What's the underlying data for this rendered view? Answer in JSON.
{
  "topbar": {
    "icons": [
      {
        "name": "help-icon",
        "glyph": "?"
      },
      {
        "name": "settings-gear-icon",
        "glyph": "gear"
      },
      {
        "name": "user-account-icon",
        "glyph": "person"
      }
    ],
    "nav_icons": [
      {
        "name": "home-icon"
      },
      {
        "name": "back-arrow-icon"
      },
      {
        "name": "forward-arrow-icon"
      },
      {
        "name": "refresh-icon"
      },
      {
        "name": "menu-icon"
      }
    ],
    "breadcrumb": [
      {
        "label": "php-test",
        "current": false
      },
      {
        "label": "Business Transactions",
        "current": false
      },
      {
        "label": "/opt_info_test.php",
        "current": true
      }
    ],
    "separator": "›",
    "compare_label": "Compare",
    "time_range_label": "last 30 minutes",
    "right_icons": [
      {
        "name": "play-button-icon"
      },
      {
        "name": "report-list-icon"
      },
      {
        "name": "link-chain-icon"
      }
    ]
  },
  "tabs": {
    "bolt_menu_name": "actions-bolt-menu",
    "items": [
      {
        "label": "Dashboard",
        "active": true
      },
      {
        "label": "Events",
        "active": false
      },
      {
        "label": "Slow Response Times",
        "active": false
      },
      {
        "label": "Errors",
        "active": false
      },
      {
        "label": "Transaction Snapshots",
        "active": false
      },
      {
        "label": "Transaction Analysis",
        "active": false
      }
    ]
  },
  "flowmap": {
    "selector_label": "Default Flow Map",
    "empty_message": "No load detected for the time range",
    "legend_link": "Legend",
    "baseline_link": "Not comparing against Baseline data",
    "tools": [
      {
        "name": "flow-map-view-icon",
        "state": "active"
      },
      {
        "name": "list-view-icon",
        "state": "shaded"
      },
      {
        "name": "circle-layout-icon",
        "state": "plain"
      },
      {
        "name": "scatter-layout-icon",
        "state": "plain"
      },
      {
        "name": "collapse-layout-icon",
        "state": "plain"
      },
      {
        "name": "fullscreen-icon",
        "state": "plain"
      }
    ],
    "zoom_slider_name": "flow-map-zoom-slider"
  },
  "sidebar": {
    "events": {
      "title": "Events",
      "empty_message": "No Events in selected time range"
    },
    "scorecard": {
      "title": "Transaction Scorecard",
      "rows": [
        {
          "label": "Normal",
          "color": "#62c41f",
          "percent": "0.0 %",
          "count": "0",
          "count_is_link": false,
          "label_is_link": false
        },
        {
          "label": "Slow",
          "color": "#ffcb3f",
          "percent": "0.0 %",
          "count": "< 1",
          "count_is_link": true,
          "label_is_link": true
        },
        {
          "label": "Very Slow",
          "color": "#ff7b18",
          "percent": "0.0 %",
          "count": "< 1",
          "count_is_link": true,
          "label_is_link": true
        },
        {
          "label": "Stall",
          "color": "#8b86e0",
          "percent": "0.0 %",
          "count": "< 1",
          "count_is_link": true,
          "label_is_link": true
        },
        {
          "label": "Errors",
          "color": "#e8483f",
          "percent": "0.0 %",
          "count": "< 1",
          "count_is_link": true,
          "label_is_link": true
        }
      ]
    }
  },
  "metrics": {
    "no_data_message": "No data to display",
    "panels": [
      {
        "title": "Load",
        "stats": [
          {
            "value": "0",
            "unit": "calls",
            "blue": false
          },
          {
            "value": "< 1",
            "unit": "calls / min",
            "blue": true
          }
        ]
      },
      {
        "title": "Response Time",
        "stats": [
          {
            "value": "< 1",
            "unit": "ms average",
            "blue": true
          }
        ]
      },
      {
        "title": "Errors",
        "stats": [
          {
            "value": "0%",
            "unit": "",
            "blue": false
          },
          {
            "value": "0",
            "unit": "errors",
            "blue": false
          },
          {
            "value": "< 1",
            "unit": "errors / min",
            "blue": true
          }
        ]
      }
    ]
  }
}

* * * * * * * * *

List the lines of the material in which the word "arrow" occurs.

        "name": "back-arrow-icon"
        "name": "forward-arrow-icon"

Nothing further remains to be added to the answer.